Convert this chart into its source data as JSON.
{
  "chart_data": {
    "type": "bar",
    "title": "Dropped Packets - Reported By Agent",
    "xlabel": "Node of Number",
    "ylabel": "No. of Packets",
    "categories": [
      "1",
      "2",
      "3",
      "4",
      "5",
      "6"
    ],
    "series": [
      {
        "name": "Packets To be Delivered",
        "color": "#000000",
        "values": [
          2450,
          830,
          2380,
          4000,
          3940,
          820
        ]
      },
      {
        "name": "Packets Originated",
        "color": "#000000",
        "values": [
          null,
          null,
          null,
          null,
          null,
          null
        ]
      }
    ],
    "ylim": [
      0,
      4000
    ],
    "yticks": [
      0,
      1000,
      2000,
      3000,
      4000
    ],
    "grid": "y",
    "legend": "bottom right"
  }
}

| Stated exercise |
Every line above should be written out again exactly as it stands.

| Answer for this exercise |
Convert this chart into its source data as JSON.
{
  "chart_data": {
    "type": "bar",
    "title": "Dropped Packets - Reported By Agent",
    "xlabel": "Node of Number",
    "ylabel": "No. of Packets",
    "categories": [
      "1",
      "2",
      "3",
      "4",
      "5",
      "6"
    ],
    "series": [
      {
        "name": "Packets To be Delivered",
        "color": "#000000",
        "values": [
          2450,
          830,
          2380,
          4000,
          3940,
          820
        ]
      },
      {
        "name": "Packets Originated",
        "color": "#000000",
        "values": [
          null,
          null,
          null,
          null,
          null,
          null
        ]
      }
    ],
    "ylim": [
      0,
      4000
    ],
    "yticks": [
      0,
      1000,
      2000,
      3000,
      4000
    ],
    "grid": "y",
    "legend": "bottom right"
  }
}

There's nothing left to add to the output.